DIRECTIONS FOR THIS TASK: Transcribe each entry below exactly. Pictures do not go in the copy.

[Dataset items]
══════
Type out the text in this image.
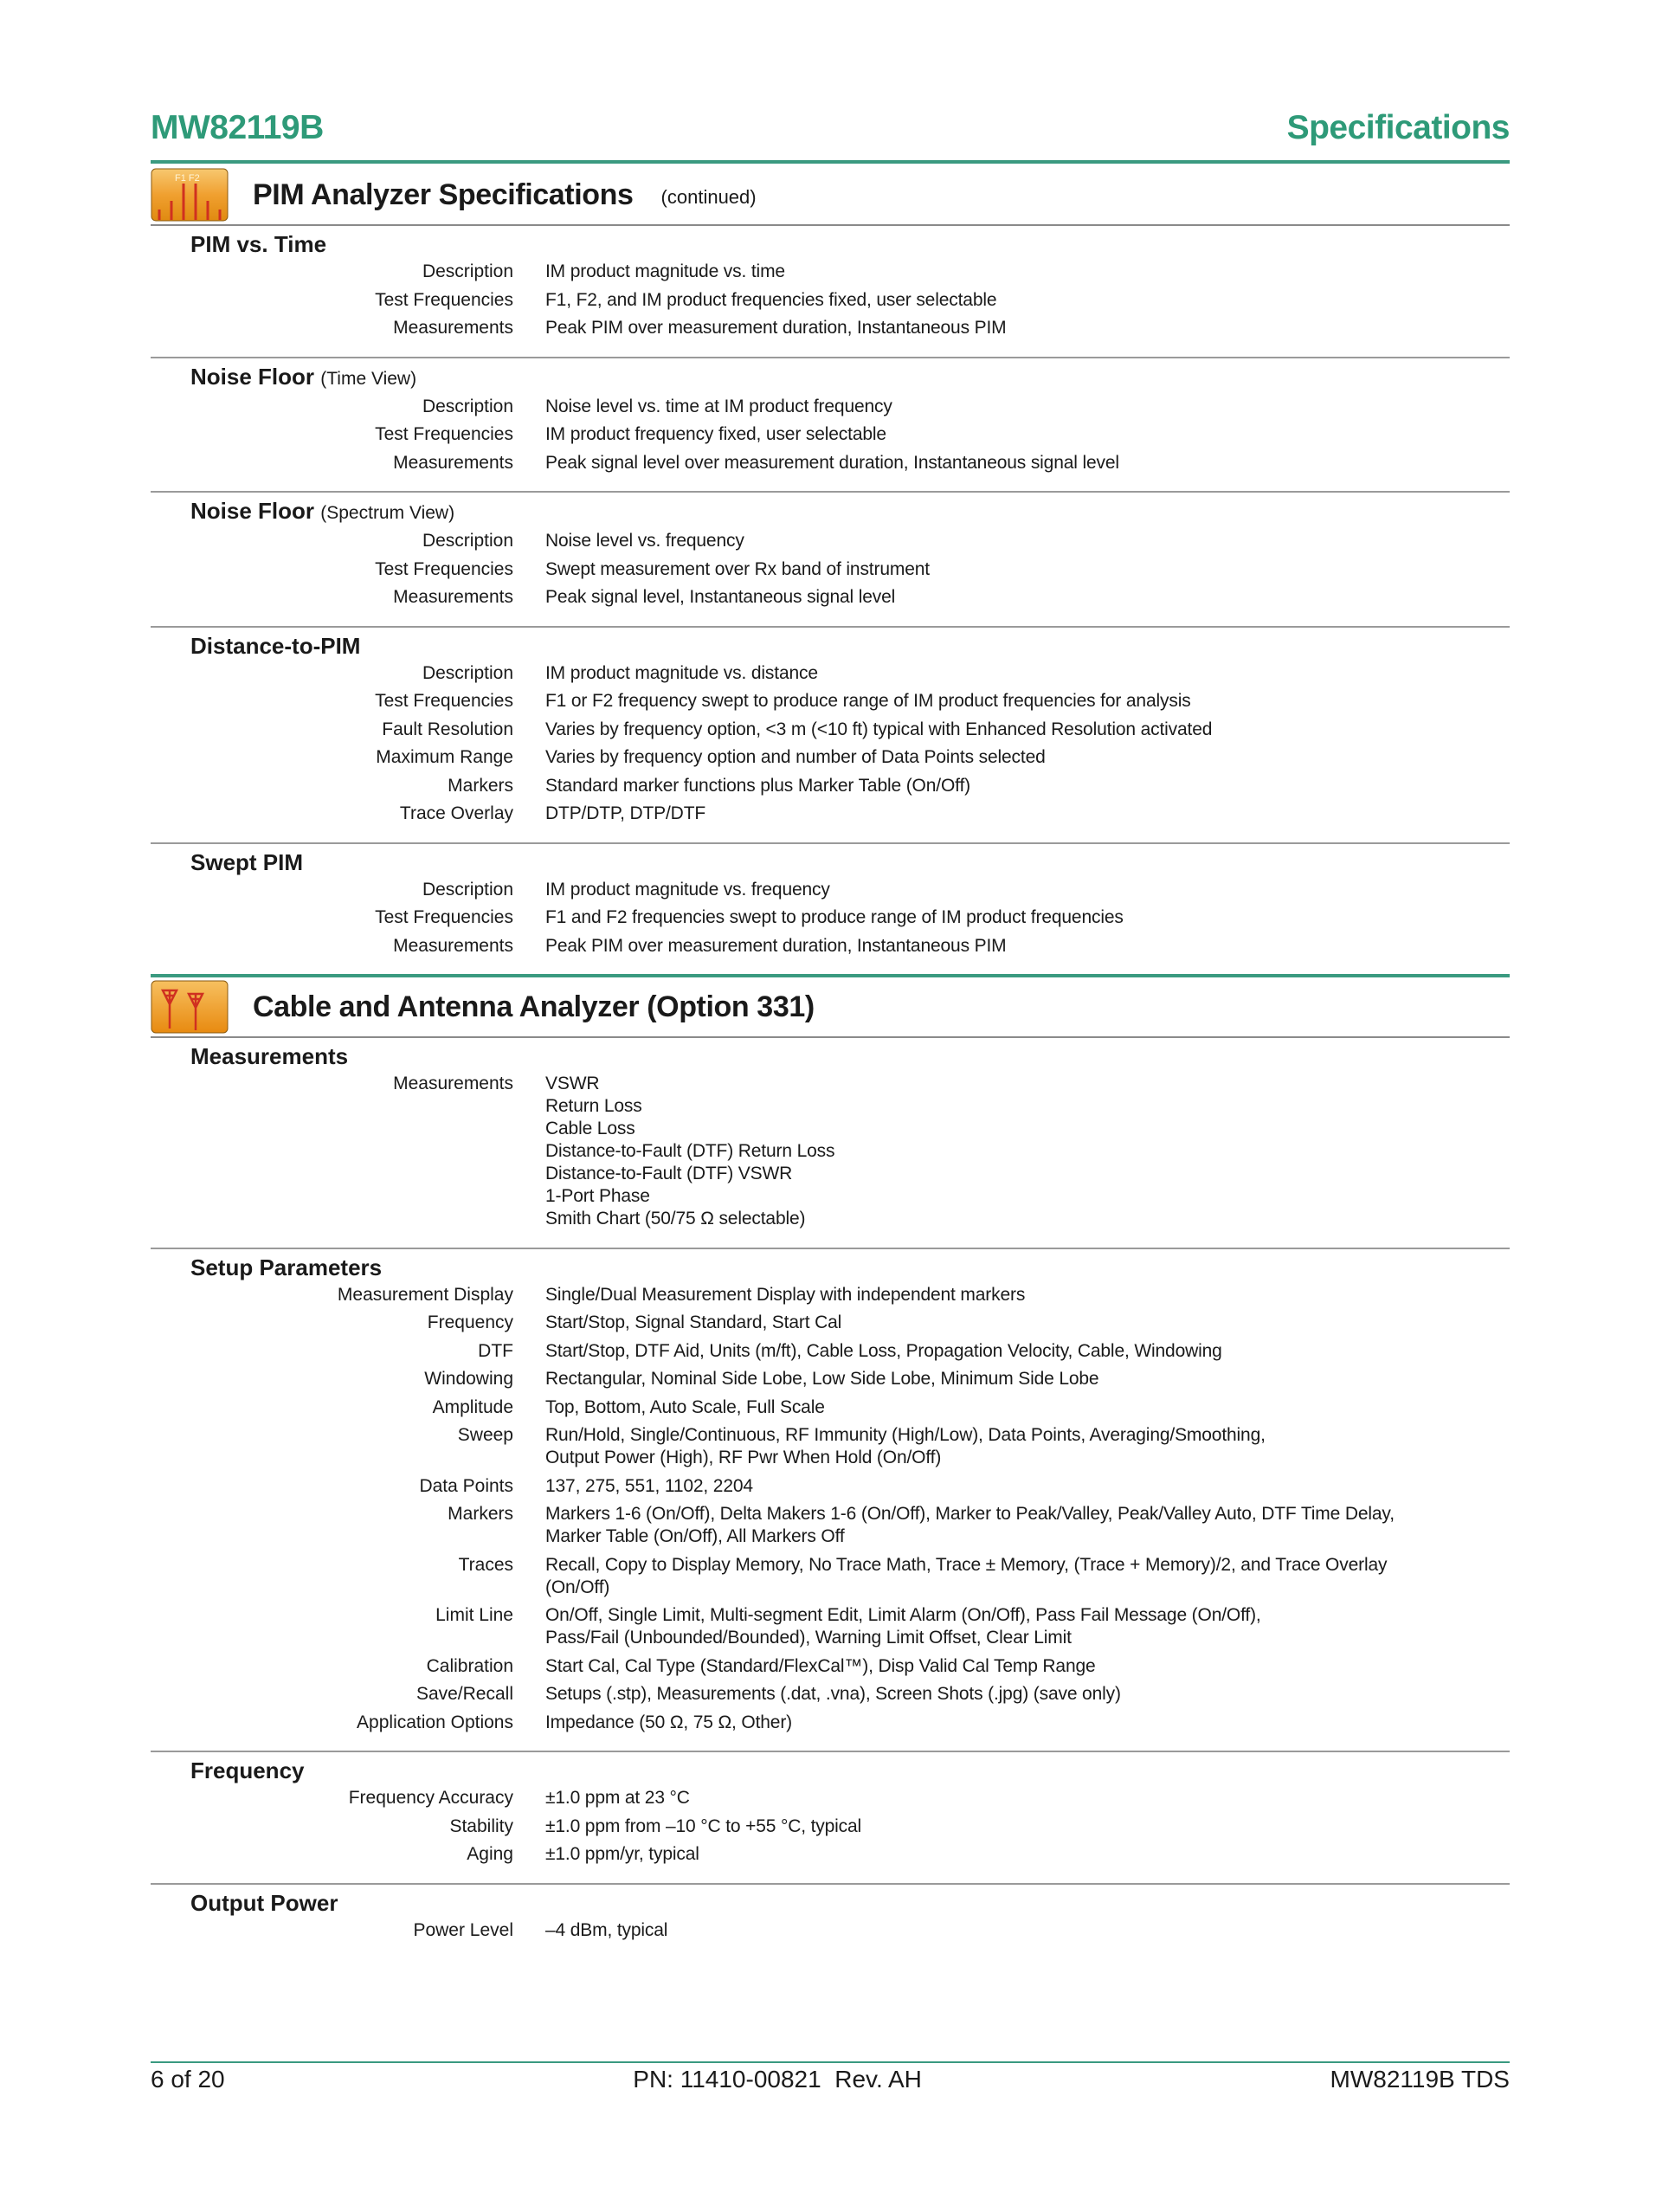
MW82119B	Specifications
F1 F2 PIM Analyzer Specifications (continued)
PIM vs. Time
Description	IM product magnitude vs. time
Test Frequencies	F1, F2, and IM product frequencies fixed, user selectable
Measurements	Peak PIM over measurement duration, Instantaneous PIM
Noise Floor (Time View)
Description	Noise level vs. time at IM product frequency
Test Frequencies	IM product frequency fixed, user selectable
Measurements	Peak signal level over measurement duration, Instantaneous signal level
Noise Floor (Spectrum View)
Description	Noise level vs. frequency
Test Frequencies	Swept measurement over Rx band of instrument
Measurements	Peak signal level, Instantaneous signal level
Distance-to-PIM
Description	IM product magnitude vs. distance
Test Frequencies	F1 or F2 frequency swept to produce range of IM product frequencies for analysis
Fault Resolution	Varies by frequency option, <3 m (<10 ft) typical with Enhanced Resolution activated
Maximum Range	Varies by frequency option and number of Data Points selected
Markers	Standard marker functions plus Marker Table (On/Off)
Trace Overlay	DTP/DTP, DTP/DTF
Swept PIM
Description	IM product magnitude vs. frequency
Test Frequencies	F1 and F2 frequencies swept to produce range of IM product frequencies
Measurements	Peak PIM over measurement duration, Instantaneous PIM
Cable and Antenna Analyzer (Option 331)
Measurements
Measurements	VSWR
Return Loss
Cable Loss
Distance-to-Fault (DTF) Return Loss
Distance-to-Fault (DTF) VSWR
1-Port Phase
Smith Chart (50/75 Ω selectable)
Setup Parameters
Measurement Display	Single/Dual Measurement Display with independent markers
Frequency	Start/Stop, Signal Standard, Start Cal
DTF	Start/Stop, DTF Aid, Units (m/ft), Cable Loss, Propagation Velocity, Cable, Windowing
Windowing	Rectangular, Nominal Side Lobe, Low Side Lobe, Minimum Side Lobe
Amplitude	Top, Bottom, Auto Scale, Full Scale
Sweep	Run/Hold, Single/Continuous, RF Immunity (High/Low), Data Points, Averaging/Smoothing,
Output Power (High), RF Pwr When Hold (On/Off)
Data Points	137, 275, 551, 1102, 2204
Markers	Markers 1-6 (On/Off), Delta Makers 1-6 (On/Off), Marker to Peak/Valley, Peak/Valley Auto, DTF Time Delay,
Marker Table (On/Off), All Markers Off
Traces	Recall, Copy to Display Memory, No Trace Math, Trace ± Memory, (Trace + Memory)/2, and Trace Overlay
(On/Off)
Limit Line	On/Off, Single Limit, Multi-segment Edit, Limit Alarm (On/Off), Pass Fail Message (On/Off),
Pass/Fail (Unbounded/Bounded), Warning Limit Offset, Clear Limit
Calibration	Start Cal, Cal Type (Standard/FlexCal™), Disp Valid Cal Temp Range
Save/Recall	Setups (.stp), Measurements (.dat, .vna), Screen Shots (.jpg) (save only)
Application Options	Impedance (50 Ω, 75 Ω, Other)
Frequency
Frequency Accuracy	±1.0 ppm at 23 °C
Stability	±1.0 ppm from –10 °C to +55 °C, typical
Aging	±1.0 ppm/yr, typical
Output Power
Power Level	–4 dBm, typical
6 of 20	PN: 11410-00821  Rev. AH	MW82119B TDS
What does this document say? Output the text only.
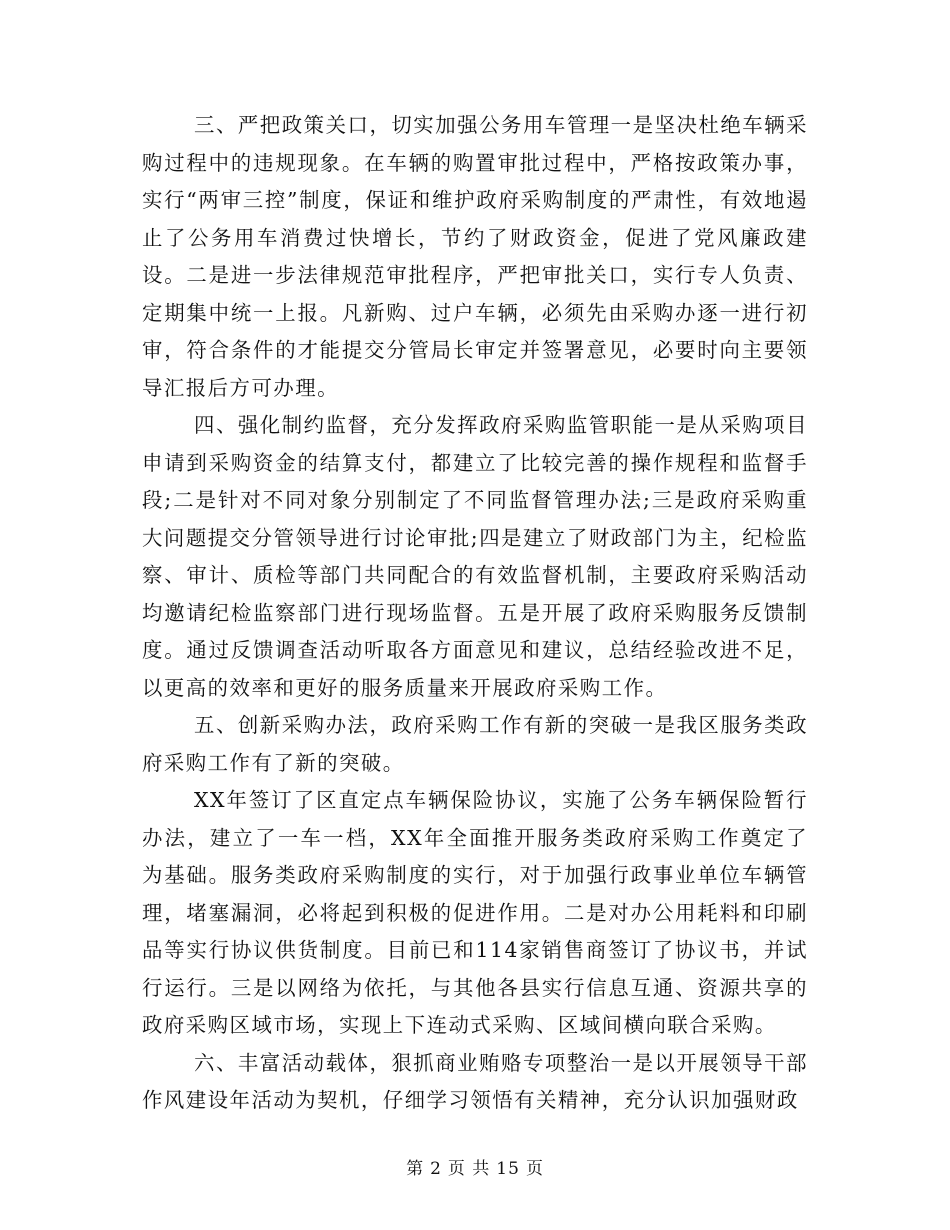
三、严把政策关口，切实加强公务用车管理一是坚决杜绝车辆采购过程中的违规现象。在车辆的购置审批过程中，严格按政策办事，实行“两审三控”制度，保证和维护政府采购制度的严肃性，有效地遏止了公务用车消费过快增长，节约了财政资金，促进了党风廉政建设。二是进一步法律规范审批程序，严把审批关口，实行专人负责、定期集中统一上报。凡新购、过户车辆，必须先由采购办逐一进行初审，符合条件的才能提交分管局长审定并签署意见，必要时向主要领导汇报后方可办理。

四、强化制约监督，充分发挥政府采购监管职能一是从采购项目申请到采购资金的结算支付，都建立了比较完善的操作规程和监督手段;二是针对不同对象分别制定了不同监督管理办法;三是政府采购重大问题提交分管领导进行讨论审批;四是建立了财政部门为主，纪检监察、审计、质检等部门共同配合的有效监督机制，主要政府采购活动均邀请纪检监察部门进行现场监督。五是开展了政府采购服务反馈制度。通过反馈调查活动听取各方面意见和建议，总结经验改进不足，以更高的效率和更好的服务质量来开展政府采购工作。

五、创新采购办法，政府采购工作有新的突破一是我区服务类政府采购工作有了新的突破。

XX年签订了区直定点车辆保险协议，实施了公务车辆保险暂行办法，建立了一车一档，XX年全面推开服务类政府采购工作奠定了为基础。服务类政府采购制度的实行，对于加强行政事业单位车辆管理，堵塞漏洞，必将起到积极的促进作用。二是对办公用耗料和印刷品等实行协议供货制度。目前已和114家销售商签订了协议书，并试行运行。三是以网络为依托，与其他各县实行信息互通、资源共享的政府采购区域市场，实现上下连动式采购、区域间横向联合采购。

六、丰富活动载体，狠抓商业贿赂专项整治一是以开展领导干部作风建设年活动为契机，仔细学习领悟有关精神，充分认识加强财政

第 2 页 共 15 页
══════
THE SOLUTION:
Type out the text in this image.
MW82119B	Specifications
F1 F2 PIM Analyzer Specifications (continued)
PIM vs. Time
Description	IM product magnitude vs. time
Test Frequencies	F1, F2, and IM product frequencies fixed, user selectable
Measurements	Peak PIM over measurement duration, Instantaneous PIM
Noise Floor (Time View)
Description	Noise level vs. time at IM product frequency
Test Frequencies	IM product frequency fixed, user selectable
Measurements	Peak signal level over measurement duration, Instantaneous signal level
Noise Floor (Spectrum View)
Description	Noise level vs. frequency
Test Frequencies	Swept measurement over Rx band of instrument
Measurements	Peak signal level, Instantaneous signal level
Distance-to-PIM
Description	IM product magnitude vs. distance
Test Frequencies	F1 or F2 frequency swept to produce range of IM product frequencies for analysis
Fault Resolution	Varies by frequency option, <3 m (<10 ft) typical with Enhanced Resolution activated
Maximum Range	Varies by frequency option and number of Data Points selected
Markers	Standard marker functions plus Marker Table (On/Off)
Trace Overlay	DTP/DTP, DTP/DTF
Swept PIM
Description	IM product magnitude vs. frequency
Test Frequencies	F1 and F2 frequencies swept to produce range of IM product frequencies
Measurements	Peak PIM over measurement duration, Instantaneous PIM
Cable and Antenna Analyzer (Option 331)
Measurements
Measurements	VSWR
Return Loss
Cable Loss
Distance-to-Fault (DTF) Return Loss
Distance-to-Fault (DTF) VSWR
1-Port Phase
Smith Chart (50/75 Ω selectable)
Setup Parameters
Measurement Display	Single/Dual Measurement Display with independent markers
Frequency	Start/Stop, Signal Standard, Start Cal
DTF	Start/Stop, DTF Aid, Units (m/ft), Cable Loss, Propagation Velocity, Cable, Windowing
Windowing	Rectangular, Nominal Side Lobe, Low Side Lobe, Minimum Side Lobe
Amplitude	Top, Bottom, Auto Scale, Full Scale
Sweep	Run/Hold, Single/Continuous, RF Immunity (High/Low), Data Points, Averaging/Smoothing,
Output Power (High), RF Pwr When Hold (On/Off)
Data Points	137, 275, 551, 1102, 2204
Markers	Markers 1-6 (On/Off), Delta Makers 1-6 (On/Off), Marker to Peak/Valley, Peak/Valley Auto, DTF Time Delay,
Marker Table (On/Off), All Markers Off
Traces	Recall, Copy to Display Memory, No Trace Math, Trace ± Memory, (Trace + Memory)/2, and Trace Overlay
(On/Off)
Limit Line	On/Off, Single Limit, Multi-segment Edit, Limit Alarm (On/Off), Pass Fail Message (On/Off),
Pass/Fail (Unbounded/Bounded), Warning Limit Offset, Clear Limit
Calibration	Start Cal, Cal Type (Standard/FlexCal™), Disp Valid Cal Temp Range
Save/Recall	Setups (.stp), Measurements (.dat, .vna), Screen Shots (.jpg) (save only)
Application Options	Impedance (50 Ω, 75 Ω, Other)
Frequency
Frequency Accuracy	±1.0 ppm at 23 °C
Stability	±1.0 ppm from –10 °C to +55 °C, typical
Aging	±1.0 ppm/yr, typical
Output Power
Power Level	–4 dBm, typical
6 of 20	PN: 11410-00821  Rev. AH	MW82119B TDS
What does this document say? Output the text only.
三、严把政策关口，切实加强公务用车管理一是坚决杜绝车辆采购过程中的违规现象。在车辆的购置审批过程中，严格按政策办事，实行“两审三控”制度，保证和维护政府采购制度的严肃性，有效地遏止了公务用车消费过快增长，节约了财政资金，促进了党风廉政建设。二是进一步法律规范审批程序，严把审批关口，实行专人负责、定期集中统一上报。凡新购、过户车辆，必须先由采购办逐一进行初审，符合条件的才能提交分管局长审定并签署意见，必要时向主要领导汇报后方可办理。

四、强化制约监督，充分发挥政府采购监管职能一是从采购项目申请到采购资金的结算支付，都建立了比较完善的操作规程和监督手段;二是针对不同对象分别制定了不同监督管理办法;三是政府采购重大问题提交分管领导进行讨论审批;四是建立了财政部门为主，纪检监察、审计、质检等部门共同配合的有效监督机制，主要政府采购活动均邀请纪检监察部门进行现场监督。五是开展了政府采购服务反馈制度。通过反馈调查活动听取各方面意见和建议，总结经验改进不足，以更高的效率和更好的服务质量来开展政府采购工作。

五、创新采购办法，政府采购工作有新的突破一是我区服务类政府采购工作有了新的突破。

XX年签订了区直定点车辆保险协议，实施了公务车辆保险暂行办法，建立了一车一档，XX年全面推开服务类政府采购工作奠定了为基础。服务类政府采购制度的实行，对于加强行政事业单位车辆管理，堵塞漏洞，必将起到积极的促进作用。二是对办公用耗料和印刷品等实行协议供货制度。目前已和114家销售商签订了协议书，并试行运行。三是以网络为依托，与其他各县实行信息互通、资源共享的政府采购区域市场，实现上下连动式采购、区域间横向联合采购。

六、丰富活动载体，狠抓商业贿赂专项整治一是以开展领导干部作风建设年活动为契机，仔细学习领悟有关精神，充分认识加强财政

第 2 页 共 15 页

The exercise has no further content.